Copy the items below word for word, omitting the picture.

>> BEGIN

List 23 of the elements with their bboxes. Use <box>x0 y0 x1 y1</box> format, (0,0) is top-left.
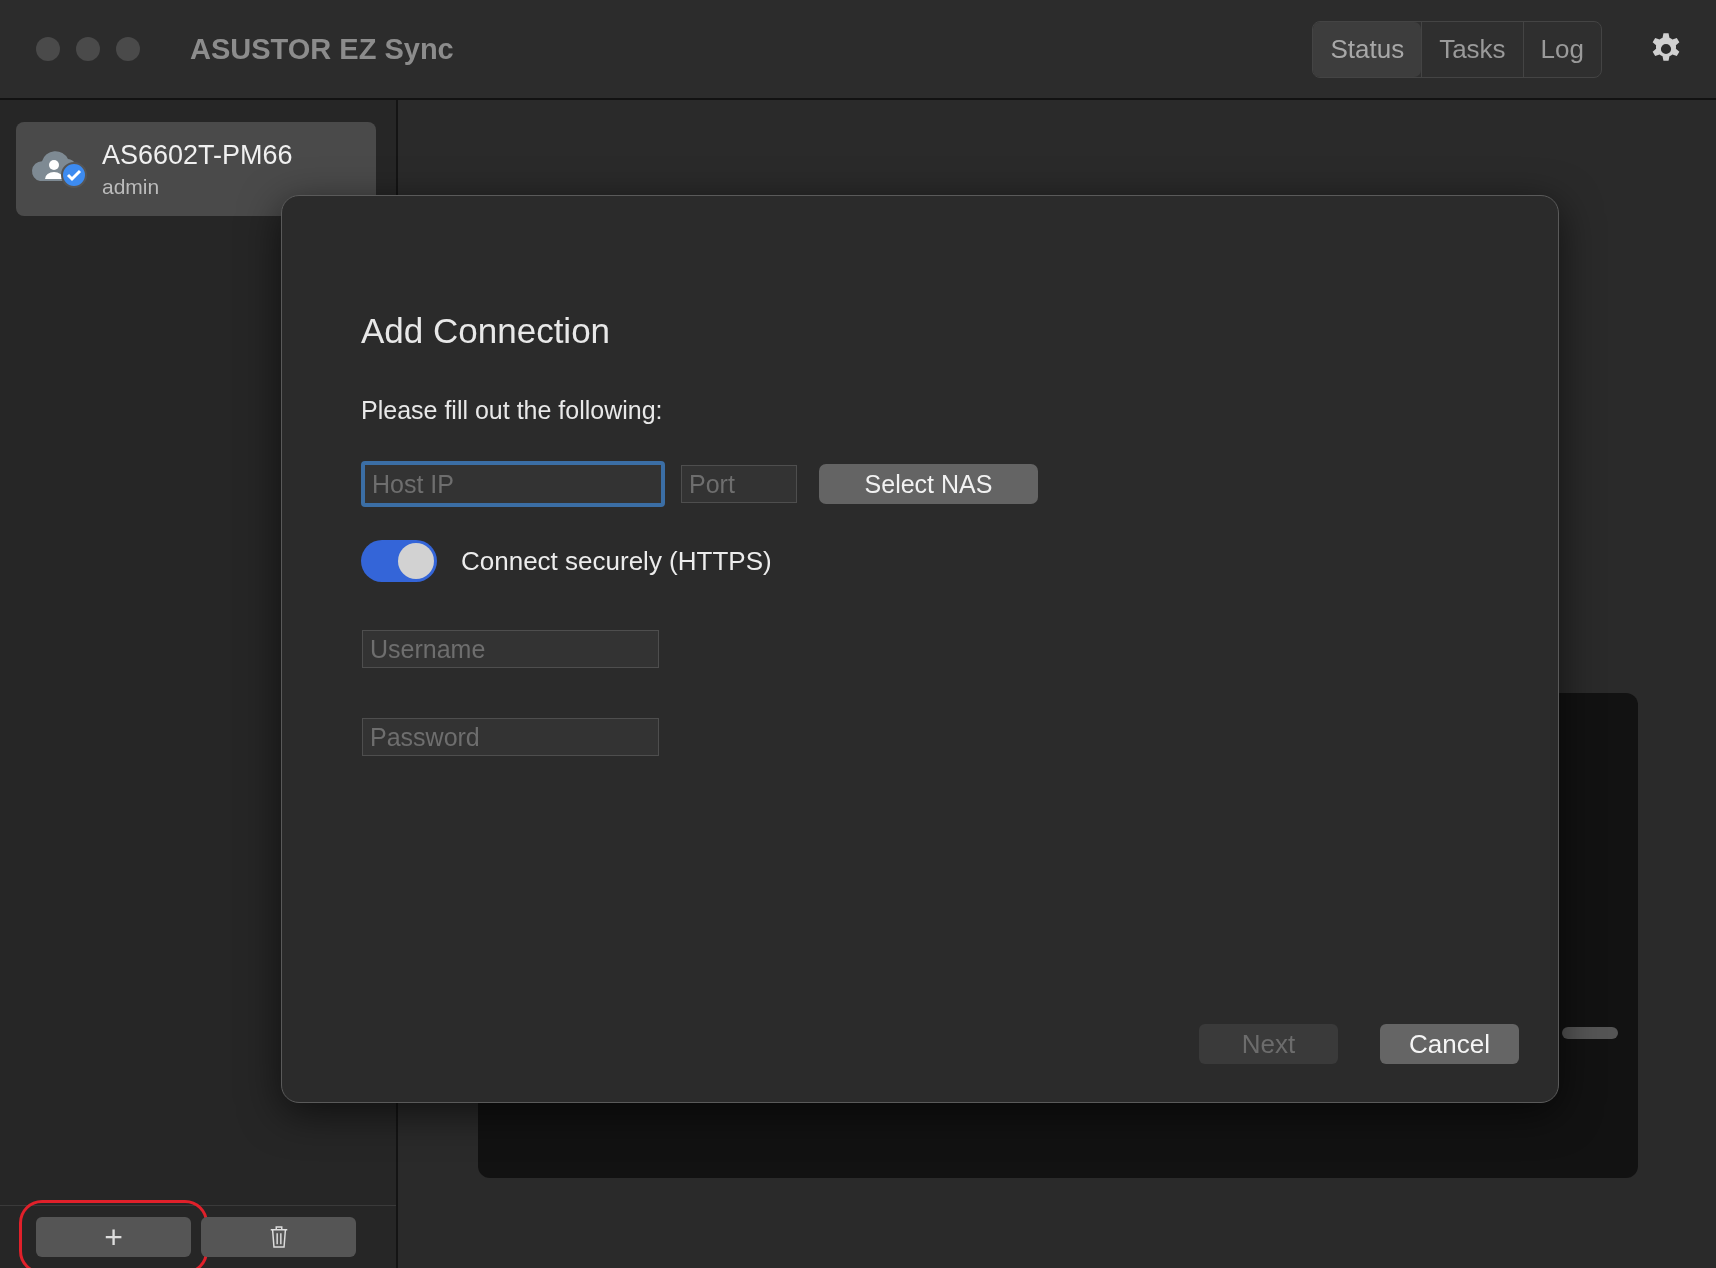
add-button[interactable]: + <box>36 1217 191 1257</box>
instruction-text: Please fill out the following: <box>361 396 663 425</box>
host-ip-field[interactable]: Host IP <box>361 461 665 507</box>
window-control-button[interactable] <box>76 37 100 61</box>
delete-button[interactable] <box>201 1217 356 1257</box>
user-name: admin <box>102 174 161 199</box>
connection-item[interactable]: AS6602T-PM66 admin <box>16 122 376 216</box>
username-field[interactable]: Username <box>362 630 659 668</box>
https-toggle[interactable] <box>361 540 437 582</box>
scroll-bar <box>1562 1027 1618 1039</box>
window-title: ASUSTOR EZ Sync <box>190 32 455 66</box>
tab[interactable]: Status <box>1313 21 1422 77</box>
window-control-button[interactable] <box>116 37 140 61</box>
tab[interactable]: Log <box>1522 21 1601 77</box>
window-control-button[interactable] <box>36 37 60 61</box>
toggle-label: Connect securely (HTTPS) <box>461 545 772 577</box>
cancel-button[interactable]: Cancel <box>1380 1024 1519 1064</box>
tab[interactable]: Tasks <box>1421 21 1523 77</box>
dialog-title: Add Connection <box>361 311 611 351</box>
nas-name: AS6602T-PM66 <box>102 139 293 171</box>
password-field[interactable]: Password <box>362 718 659 756</box>
port-field[interactable]: Port <box>681 465 797 503</box>
select-nas-button[interactable]: Select NAS <box>819 464 1038 504</box>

>> END

RIGHT ANSWER
List 23 of the elements with their bboxes. Use <box>x0 y0 x1 y1</box> format, (0,0) is top-left.
add-button[interactable]: + <box>36 1217 191 1257</box>
instruction-text: Please fill out the following: <box>361 396 663 425</box>
host-ip-field[interactable]: Host IP <box>361 461 665 507</box>
window-control-button[interactable] <box>76 37 100 61</box>
delete-button[interactable] <box>201 1217 356 1257</box>
user-name: admin <box>102 174 161 199</box>
connection-item[interactable]: AS6602T-PM66 admin <box>16 122 376 216</box>
username-field[interactable]: Username <box>362 630 659 668</box>
https-toggle[interactable] <box>361 540 437 582</box>
scroll-bar <box>1562 1027 1618 1039</box>
window-title: ASUSTOR EZ Sync <box>190 32 455 66</box>
tab[interactable]: Status <box>1313 21 1422 77</box>
window-control-button[interactable] <box>116 37 140 61</box>
tab[interactable]: Log <box>1522 21 1601 77</box>
window-control-button[interactable] <box>36 37 60 61</box>
toggle-label: Connect securely (HTTPS) <box>461 545 772 577</box>
cancel-button[interactable]: Cancel <box>1380 1024 1519 1064</box>
tab[interactable]: Tasks <box>1421 21 1523 77</box>
dialog-title: Add Connection <box>361 311 611 351</box>
nas-name: AS6602T-PM66 <box>102 139 293 171</box>
password-field[interactable]: Password <box>362 718 659 756</box>
port-field[interactable]: Port <box>681 465 797 503</box>
select-nas-button[interactable]: Select NAS <box>819 464 1038 504</box>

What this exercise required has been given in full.